(Stored items)
━━━━━━━━━━━━━━━━━━━━
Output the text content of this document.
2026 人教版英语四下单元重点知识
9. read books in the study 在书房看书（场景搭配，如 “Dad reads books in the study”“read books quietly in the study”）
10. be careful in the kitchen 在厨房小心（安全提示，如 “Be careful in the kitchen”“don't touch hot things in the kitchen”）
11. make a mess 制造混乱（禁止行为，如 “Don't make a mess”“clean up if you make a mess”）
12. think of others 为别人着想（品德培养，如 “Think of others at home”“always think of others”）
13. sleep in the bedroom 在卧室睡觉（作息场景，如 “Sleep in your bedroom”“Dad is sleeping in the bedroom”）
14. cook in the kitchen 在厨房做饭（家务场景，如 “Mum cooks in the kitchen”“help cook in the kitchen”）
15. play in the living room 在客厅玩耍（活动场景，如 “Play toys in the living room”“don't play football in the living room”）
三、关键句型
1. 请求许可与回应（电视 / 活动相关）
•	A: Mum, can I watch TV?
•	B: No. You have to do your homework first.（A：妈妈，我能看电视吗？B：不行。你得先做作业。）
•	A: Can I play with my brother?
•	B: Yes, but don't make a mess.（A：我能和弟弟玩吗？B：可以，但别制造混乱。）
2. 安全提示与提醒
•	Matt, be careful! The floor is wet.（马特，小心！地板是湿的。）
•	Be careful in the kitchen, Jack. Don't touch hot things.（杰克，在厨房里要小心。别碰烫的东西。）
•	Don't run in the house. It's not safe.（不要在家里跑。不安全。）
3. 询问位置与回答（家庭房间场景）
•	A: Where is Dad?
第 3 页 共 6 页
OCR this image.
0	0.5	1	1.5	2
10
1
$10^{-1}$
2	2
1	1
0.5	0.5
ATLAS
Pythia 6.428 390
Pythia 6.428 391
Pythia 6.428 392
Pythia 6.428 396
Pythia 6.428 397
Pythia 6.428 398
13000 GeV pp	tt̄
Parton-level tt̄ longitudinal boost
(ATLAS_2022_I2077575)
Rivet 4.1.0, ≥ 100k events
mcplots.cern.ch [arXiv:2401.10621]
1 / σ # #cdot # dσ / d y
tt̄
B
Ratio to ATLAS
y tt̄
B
━━━━━━━━━━━━━━━━━━━━
Aim: Repeat the records above exactly.

Finished exercise:
Output the text content of this document.
2026 人教版英语四下单元重点知识
9. read books in the study 在书房看书（场景搭配，如 “Dad reads books in the study”“read books quietly in the study”）
10. be careful in the kitchen 在厨房小心（安全提示，如 “Be careful in the kitchen”“don't touch hot things in the kitchen”）
11. make a mess 制造混乱（禁止行为，如 “Don't make a mess”“clean up if you make a mess”）
12. think of others 为别人着想（品德培养，如 “Think of others at home”“always think of others”）
13. sleep in the bedroom 在卧室睡觉（作息场景，如 “Sleep in your bedroom”“Dad is sleeping in the bedroom”）
14. cook in the kitchen 在厨房做饭（家务场景，如 “Mum cooks in the kitchen”“help cook in the kitchen”）
15. play in the living room 在客厅玩耍（活动场景，如 “Play toys in the living room”“don't play football in the living room”）
三、关键句型
1. 请求许可与回应（电视 / 活动相关）
•	A: Mum, can I watch TV?
•	B: No. You have to do your homework first.（A：妈妈，我能看电视吗？B：不行。你得先做作业。）
•	A: Can I play with my brother?
•	B: Yes, but don't make a mess.（A：我能和弟弟玩吗？B：可以，但别制造混乱。）
2. 安全提示与提醒
•	Matt, be careful! The floor is wet.（马特，小心！地板是湿的。）
•	Be careful in the kitchen, Jack. Don't touch hot things.（杰克，在厨房里要小心。别碰烫的东西。）
•	Don't run in the house. It's not safe.（不要在家里跑。不安全。）
3. 询问位置与回答（家庭房间场景）
•	A: Where is Dad?
第 3 页 共 6 页
OCR this image.
0	0.5	1	1.5	2
10
1
$10^{-1}$
2	2
1	1
0.5	0.5
ATLAS
Pythia 6.428 390
Pythia 6.428 391
Pythia 6.428 392
Pythia 6.428 396
Pythia 6.428 397
Pythia 6.428 398
13000 GeV pp	tt̄
Parton-level tt̄ longitudinal boost
(ATLAS_2022_I2077575)
Rivet 4.1.0, ≥ 100k events
mcplots.cern.ch [arXiv:2401.10621]
1 / σ # #cdot # dσ / d y
tt̄
B
Ratio to ATLAS
y tt̄
B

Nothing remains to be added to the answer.